(EXERCISE BRIEF) Leave out the pictures and return every entry exactly as it appears.

____ EXTRACTED ENTRIES

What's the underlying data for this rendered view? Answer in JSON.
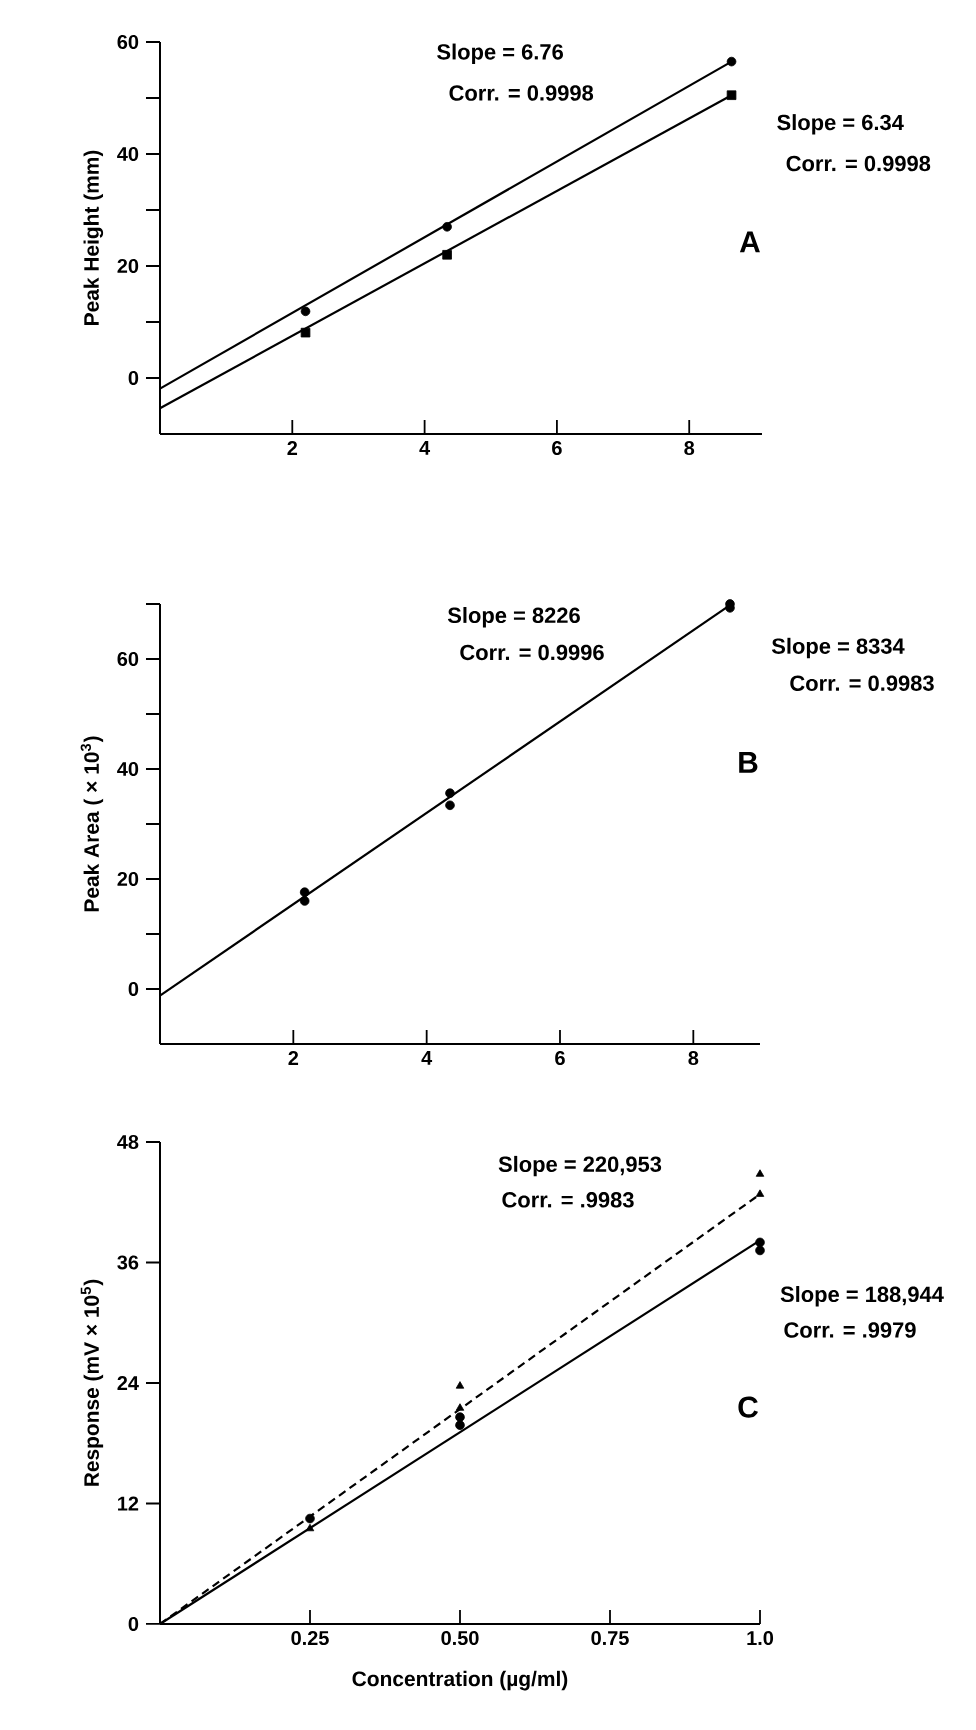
{
  "chart_data": [
    {
      "type": "scatter",
      "ylabel": "Peak Height (mm)",
      "xlim": [
        0,
        9.1
      ],
      "ylim": [
        -10,
        60
      ],
      "xticks": [
        2,
        4,
        6,
        8
      ],
      "yticks": [
        0,
        {
          "value": 10,
          "label": null
        },
        20,
        {
          "value": 30,
          "label": null
        },
        40,
        {
          "value": 50,
          "label": null
        },
        60
      ],
      "series": [
        {
          "marker": "circle",
          "color": "#000000",
          "x": [
            2.2,
            4.34,
            8.64
          ],
          "values": [
            11.9,
            27.0,
            56.5
          ]
        },
        {
          "marker": "square",
          "color": "#000000",
          "x": [
            2.2,
            4.34,
            8.64
          ],
          "values": [
            8.1,
            22.0,
            50.5
          ]
        },
        {
          "type": "line",
          "line_style": "solid",
          "color": "#000000",
          "x": [
            0,
            8.64
          ],
          "values": [
            -1.9,
            56.5
          ]
        },
        {
          "type": "line",
          "line_style": "solid",
          "color": "#000000",
          "x": [
            0,
            8.64
          ],
          "values": [
            -5.4,
            50.5
          ]
        }
      ],
      "annotations": [
        "Slope = 6.76",
        "Corr. = 0.9998",
        "Slope = 6.34",
        "Corr. = 0.9998",
        "A"
      ]
    },
    {
      "type": "scatter",
      "ylabel": "Peak Area ( × 10$^{3}$)",
      "xlim": [
        0,
        9
      ],
      "ylim": [
        -10,
        70
      ],
      "xticks": [
        2,
        4,
        6,
        8
      ],
      "yticks": [
        0,
        {
          "value": 10,
          "label": null
        },
        20,
        {
          "value": 30,
          "label": null
        },
        40,
        {
          "value": 50,
          "label": null
        },
        60,
        {
          "value": 70,
          "label": null
        }
      ],
      "series": [
        {
          "marker": "circle",
          "color": "#000000",
          "x": [
            2.17,
            4.35,
            8.55
          ],
          "values": [
            17.6,
            35.6,
            70
          ]
        },
        {
          "marker": "circle",
          "color": "#000000",
          "x": [
            2.17,
            4.35,
            8.55
          ],
          "values": [
            16.0,
            33.4,
            69.3
          ]
        },
        {
          "type": "line",
          "line_style": "solid",
          "color": "#000000",
          "x": [
            0,
            8.55
          ],
          "values": [
            -1.2,
            69.8
          ]
        }
      ],
      "annotations": [
        "Slope = 8226",
        "Corr. = 0.9996",
        "Slope = 8334",
        "Corr. = 0.9983",
        "B"
      ]
    },
    {
      "type": "scatter",
      "xlabel": "Concentration (µg/ml)",
      "ylabel": "Response (mV × 10$^{5}$)",
      "xlim": [
        0,
        1.0
      ],
      "ylim": [
        0,
        48
      ],
      "xticks": [
        {
          "value": 0.25,
          "label": "0.25"
        },
        {
          "value": 0.5,
          "label": "0.50"
        },
        {
          "value": 0.75,
          "label": "0.75"
        },
        {
          "value": 1.0,
          "label": "1.0"
        }
      ],
      "yticks": [
        0,
        12,
        24,
        36,
        48
      ],
      "series": [
        {
          "marker": "triangle",
          "color": "#000000",
          "x": [
            0.25,
            0.5,
            0.5,
            1.0,
            1.0
          ],
          "values": [
            9.5,
            23.7,
            21.5,
            44.8,
            42.8
          ]
        },
        {
          "marker": "circle",
          "color": "#000000",
          "x": [
            0.25,
            0.5,
            0.5,
            1.0,
            1.0
          ],
          "values": [
            10.5,
            20.6,
            19.8,
            38.0,
            37.2
          ]
        },
        {
          "type": "line",
          "line_style": "dashed",
          "color": "#000000",
          "x": [
            0,
            1.0
          ],
          "values": [
            0,
            42.8
          ]
        },
        {
          "type": "line",
          "line_style": "solid",
          "color": "#000000",
          "x": [
            0,
            1.0
          ],
          "values": [
            0,
            38.2
          ]
        }
      ],
      "annotations": [
        "Slope = 220,953",
        "Corr. = .9983",
        "Slope = 188,944",
        "Corr. = .9979",
        "C"
      ]
    }
  ]
}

________

(FULL RESPONSE)
What's the underlying data for this rendered view? Answer in JSON.
{
  "chart_data": [
    {
      "type": "scatter",
      "ylabel": "Peak Height (mm)",
      "xlim": [
        0,
        9.1
      ],
      "ylim": [
        -10,
        60
      ],
      "xticks": [
        2,
        4,
        6,
        8
      ],
      "yticks": [
        0,
        {
          "value": 10,
          "label": null
        },
        20,
        {
          "value": 30,
          "label": null
        },
        40,
        {
          "value": 50,
          "label": null
        },
        60
      ],
      "series": [
        {
          "marker": "circle",
          "color": "#000000",
          "x": [
            2.2,
            4.34,
            8.64
          ],
          "values": [
            11.9,
            27.0,
            56.5
          ]
        },
        {
          "marker": "square",
          "color": "#000000",
          "x": [
            2.2,
            4.34,
            8.64
          ],
          "values": [
            8.1,
            22.0,
            50.5
          ]
        },
        {
          "type": "line",
          "line_style": "solid",
          "color": "#000000",
          "x": [
            0,
            8.64
          ],
          "values": [
            -1.9,
            56.5
          ]
        },
        {
          "type": "line",
          "line_style": "solid",
          "color": "#000000",
          "x": [
            0,
            8.64
          ],
          "values": [
            -5.4,
            50.5
          ]
        }
      ],
      "annotations": [
        "Slope = 6.76",
        "Corr. = 0.9998",
        "Slope = 6.34",
        "Corr. = 0.9998",
        "A"
      ]
    },
    {
      "type": "scatter",
      "ylabel": "Peak Area ( × 10$^{3}$)",
      "xlim": [
        0,
        9
      ],
      "ylim": [
        -10,
        70
      ],
      "xticks": [
        2,
        4,
        6,
        8
      ],
      "yticks": [
        0,
        {
          "value": 10,
          "label": null
        },
        20,
        {
          "value": 30,
          "label": null
        },
        40,
        {
          "value": 50,
          "label": null
        },
        60,
        {
          "value": 70,
          "label": null
        }
      ],
      "series": [
        {
          "marker": "circle",
          "color": "#000000",
          "x": [
            2.17,
            4.35,
            8.55
          ],
          "values": [
            17.6,
            35.6,
            70
          ]
        },
        {
          "marker": "circle",
          "color": "#000000",
          "x": [
            2.17,
            4.35,
            8.55
          ],
          "values": [
            16.0,
            33.4,
            69.3
          ]
        },
        {
          "type": "line",
          "line_style": "solid",
          "color": "#000000",
          "x": [
            0,
            8.55
          ],
          "values": [
            -1.2,
            69.8
          ]
        }
      ],
      "annotations": [
        "Slope = 8226",
        "Corr. = 0.9996",
        "Slope = 8334",
        "Corr. = 0.9983",
        "B"
      ]
    },
    {
      "type": "scatter",
      "xlabel": "Concentration (µg/ml)",
      "ylabel": "Response (mV × 10$^{5}$)",
      "xlim": [
        0,
        1.0
      ],
      "ylim": [
        0,
        48
      ],
      "xticks": [
        {
          "value": 0.25,
          "label": "0.25"
        },
        {
          "value": 0.5,
          "label": "0.50"
        },
        {
          "value": 0.75,
          "label": "0.75"
        },
        {
          "value": 1.0,
          "label": "1.0"
        }
      ],
      "yticks": [
        0,
        12,
        24,
        36,
        48
      ],
      "series": [
        {
          "marker": "triangle",
          "color": "#000000",
          "x": [
            0.25,
            0.5,
            0.5,
            1.0,
            1.0
          ],
          "values": [
            9.5,
            23.7,
            21.5,
            44.8,
            42.8
          ]
        },
        {
          "marker": "circle",
          "color": "#000000",
          "x": [
            0.25,
            0.5,
            0.5,
            1.0,
            1.0
          ],
          "values": [
            10.5,
            20.6,
            19.8,
            38.0,
            37.2
          ]
        },
        {
          "type": "line",
          "line_style": "dashed",
          "color": "#000000",
          "x": [
            0,
            1.0
          ],
          "values": [
            0,
            42.8
          ]
        },
        {
          "type": "line",
          "line_style": "solid",
          "color": "#000000",
          "x": [
            0,
            1.0
          ],
          "values": [
            0,
            38.2
          ]
        }
      ],
      "annotations": [
        "Slope = 220,953",
        "Corr. = .9983",
        "Slope = 188,944",
        "Corr. = .9979",
        "C"
      ]
    }
  ]
}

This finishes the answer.